_What is asked_
Repeat the material below word for word and leave out all pictures.

_Information shown_
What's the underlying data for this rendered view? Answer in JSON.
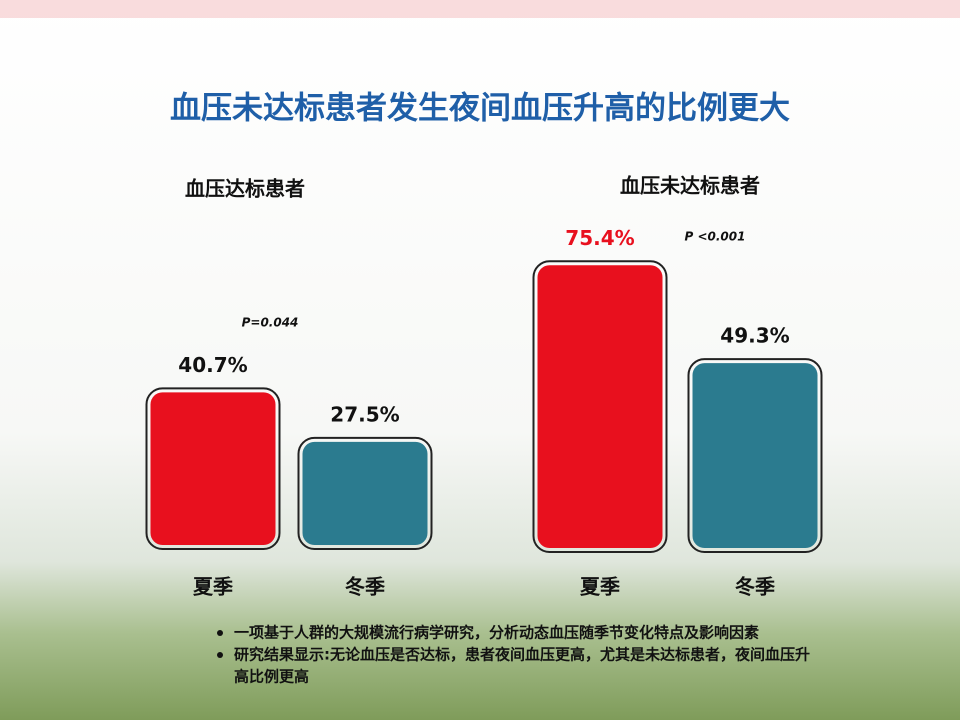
{
  "title": "血压未达标患者发生夜间血压升高的比例更大",
  "chart_data": [
    {
      "type": "bar",
      "title": "血压达标患者",
      "categories": [
        "夏季",
        "冬季"
      ],
      "values": [
        40.7,
        27.5
      ],
      "value_labels": [
        "40.7%",
        "27.5%"
      ],
      "colors": [
        "#e8101e",
        "#2b7b8f"
      ],
      "value_label_colors": [
        "#111111",
        "#111111"
      ],
      "annotation": "P=0.044"
    },
    {
      "type": "bar",
      "title": "血压未达标患者",
      "categories": [
        "夏季",
        "冬季"
      ],
      "values": [
        75.4,
        49.3
      ],
      "value_labels": [
        "75.4%",
        "49.3%"
      ],
      "colors": [
        "#e8101e",
        "#2b7b8f"
      ],
      "value_label_colors": [
        "#e8101e",
        "#111111"
      ],
      "annotation": "P <0.001"
    }
  ],
  "bullets": [
    "一项基于人群的大规模流行病学研究，分析动态血压随季节变化特点及影响因素",
    "研究结果显示:无论血压是否达标，患者夜间血压更高，尤其是未达标患者，夜间血压升",
    "高比例更高"
  ]
}
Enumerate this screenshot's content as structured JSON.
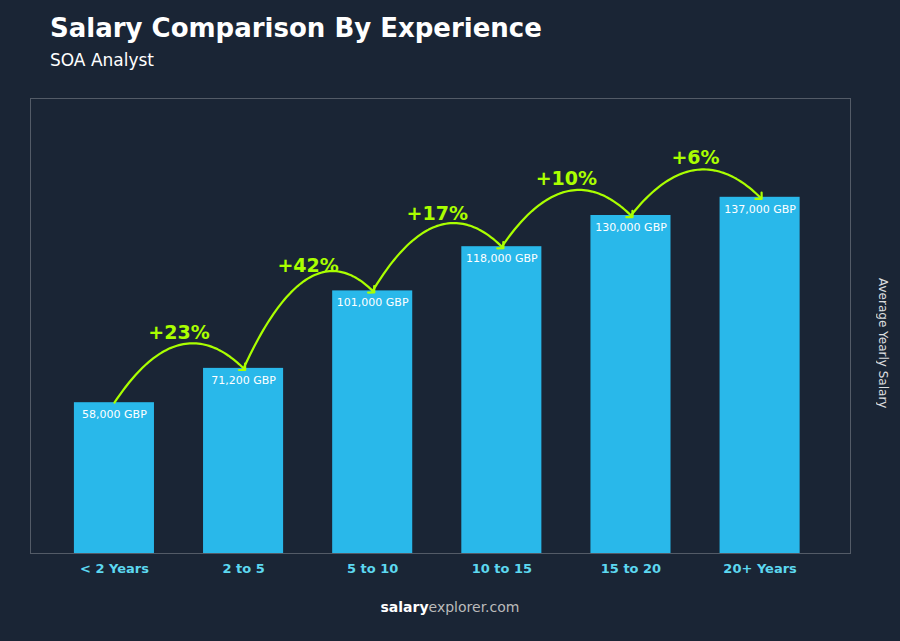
{
  "chart_data": {
    "type": "bar",
    "title": "Salary Comparison By Experience",
    "subtitle": "SOA Analyst",
    "ylabel": "Average Yearly Salary",
    "categories": [
      "< 2 Years",
      "2 to 5",
      "5 to 10",
      "10 to 15",
      "15 to 20",
      "20+ Years"
    ],
    "values": [
      58000,
      71200,
      101000,
      118000,
      130000,
      137000
    ],
    "value_labels": [
      "58,000 GBP",
      "71,200 GBP",
      "101,000 GBP",
      "118,000 GBP",
      "130,000 GBP",
      "137,000 GBP"
    ],
    "data_labels": true,
    "color": "#29B8EA",
    "annotations": [
      {
        "text": "+23%",
        "color": "#AAFF00"
      },
      {
        "text": "+42%",
        "color": "#AAFF00"
      },
      {
        "text": "+17%",
        "color": "#AAFF00"
      },
      {
        "text": "+10%",
        "color": "#AAFF00"
      },
      {
        "text": "+6%",
        "color": "#AAFF00"
      }
    ],
    "footer": [
      "salary",
      "explorer.com"
    ],
    "ylim": [
      0,
      175000
    ],
    "tick_labels": "x",
    "grid": false
  }
}
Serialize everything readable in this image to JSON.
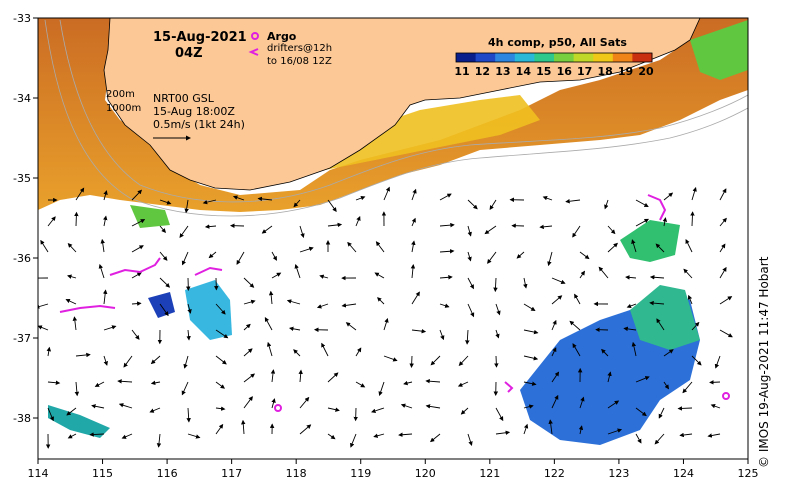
{
  "title": {
    "date": "15-Aug-2021",
    "time": "04Z"
  },
  "legend_argo": {
    "argo_label": "Argo",
    "drifters_label": "drifters@12h",
    "drifters_range": "to 16/08 12Z"
  },
  "contours": {
    "depth_a": "200m",
    "depth_b": "1000m"
  },
  "current_info": {
    "product": "NRT00 GSL",
    "timestamp": "15-Aug 18:00Z",
    "scale": "0.5m/s (1kt 24h)"
  },
  "colorbar": {
    "title": "4h comp, p50, All Sats",
    "ticks": [
      "11",
      "12",
      "13",
      "14",
      "15",
      "16",
      "17",
      "18",
      "19",
      "20"
    ],
    "min": 11,
    "max": 20,
    "colors": [
      "#0a1e8c",
      "#1f48c8",
      "#2d86e0",
      "#2ab8d8",
      "#2fc88c",
      "#78d040",
      "#c0d828",
      "#f0c818",
      "#f08418",
      "#c83010"
    ]
  },
  "axes": {
    "x_ticks": [
      "114",
      "115",
      "116",
      "117",
      "118",
      "119",
      "120",
      "121",
      "122",
      "123",
      "124",
      "125"
    ],
    "y_ticks": [
      "-33",
      "-34",
      "-35",
      "-36",
      "-37",
      "-38"
    ],
    "x_range": [
      114,
      125
    ],
    "y_range": [
      -38.5,
      -33
    ]
  },
  "credit": "© IMOS 19-Aug-2021 11:47 Hobart",
  "colors": {
    "land": "#fcc896",
    "argo": "#e020e0",
    "drifter": "#e020e0"
  }
}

_Expected answer_
What's the underlying data for this rendered view? Answer in JSON.
{
  "title": "血压未达标患者发生夜间血压升高的比例更大",
  "chart_data": [
    {
      "type": "bar",
      "title": "血压达标患者",
      "categories": [
        "夏季",
        "冬季"
      ],
      "values": [
        40.7,
        27.5
      ],
      "value_labels": [
        "40.7%",
        "27.5%"
      ],
      "colors": [
        "#e8101e",
        "#2b7b8f"
      ],
      "value_label_colors": [
        "#111111",
        "#111111"
      ],
      "annotation": "P=0.044"
    },
    {
      "type": "bar",
      "title": "血压未达标患者",
      "categories": [
        "夏季",
        "冬季"
      ],
      "values": [
        75.4,
        49.3
      ],
      "value_labels": [
        "75.4%",
        "49.3%"
      ],
      "colors": [
        "#e8101e",
        "#2b7b8f"
      ],
      "value_label_colors": [
        "#e8101e",
        "#111111"
      ],
      "annotation": "P <0.001"
    }
  ],
  "bullets": [
    "一项基于人群的大规模流行病学研究，分析动态血压随季节变化特点及影响因素",
    "研究结果显示:无论血压是否达标，患者夜间血压更高，尤其是未达标患者，夜间血压升",
    "高比例更高"
  ]
}
Enumerate this screenshot's content as structured JSON.
{
  "chart_data": {
    "type": "bar",
    "title": "Salary Comparison By Experience",
    "subtitle": "SOA Analyst",
    "ylabel": "Average Yearly Salary",
    "categories": [
      "< 2 Years",
      "2 to 5",
      "5 to 10",
      "10 to 15",
      "15 to 20",
      "20+ Years"
    ],
    "values": [
      58000,
      71200,
      101000,
      118000,
      130000,
      137000
    ],
    "value_labels": [
      "58,000 GBP",
      "71,200 GBP",
      "101,000 GBP",
      "118,000 GBP",
      "130,000 GBP",
      "137,000 GBP"
    ],
    "data_labels": true,
    "color": "#29B8EA",
    "annotations": [
      {
        "text": "+23%",
        "color": "#AAFF00"
      },
      {
        "text": "+42%",
        "color": "#AAFF00"
      },
      {
        "text": "+17%",
        "color": "#AAFF00"
      },
      {
        "text": "+10%",
        "color": "#AAFF00"
      },
      {
        "text": "+6%",
        "color": "#AAFF00"
      }
    ],
    "footer": [
      "salary",
      "explorer.com"
    ],
    "ylim": [
      0,
      175000
    ],
    "tick_labels": "x",
    "grid": false
  }
}
Serialize everything readable in this image to JSON.
{
  "title": {
    "date": "15-Aug-2021",
    "time": "04Z"
  },
  "legend_argo": {
    "argo_label": "Argo",
    "drifters_label": "drifters@12h",
    "drifters_range": "to 16/08 12Z"
  },
  "contours": {
    "depth_a": "200m",
    "depth_b": "1000m"
  },
  "current_info": {
    "product": "NRT00 GSL",
    "timestamp": "15-Aug 18:00Z",
    "scale": "0.5m/s (1kt 24h)"
  },
  "colorbar": {
    "title": "4h comp, p50, All Sats",
    "ticks": [
      "11",
      "12",
      "13",
      "14",
      "15",
      "16",
      "17",
      "18",
      "19",
      "20"
    ],
    "min": 11,
    "max": 20,
    "colors": [
      "#0a1e8c",
      "#1f48c8",
      "#2d86e0",
      "#2ab8d8",
      "#2fc88c",
      "#78d040",
      "#c0d828",
      "#f0c818",
      "#f08418",
      "#c83010"
    ]
  },
  "axes": {
    "x_ticks": [
      "114",
      "115",
      "116",
      "117",
      "118",
      "119",
      "120",
      "121",
      "122",
      "123",
      "124",
      "125"
    ],
    "y_ticks": [
      "-33",
      "-34",
      "-35",
      "-36",
      "-37",
      "-38"
    ],
    "x_range": [
      114,
      125
    ],
    "y_range": [
      -38.5,
      -33
    ]
  },
  "credit": "© IMOS 19-Aug-2021 11:47 Hobart",
  "colors": {
    "land": "#fcc896",
    "argo": "#e020e0",
    "drifter": "#e020e0"
  }
}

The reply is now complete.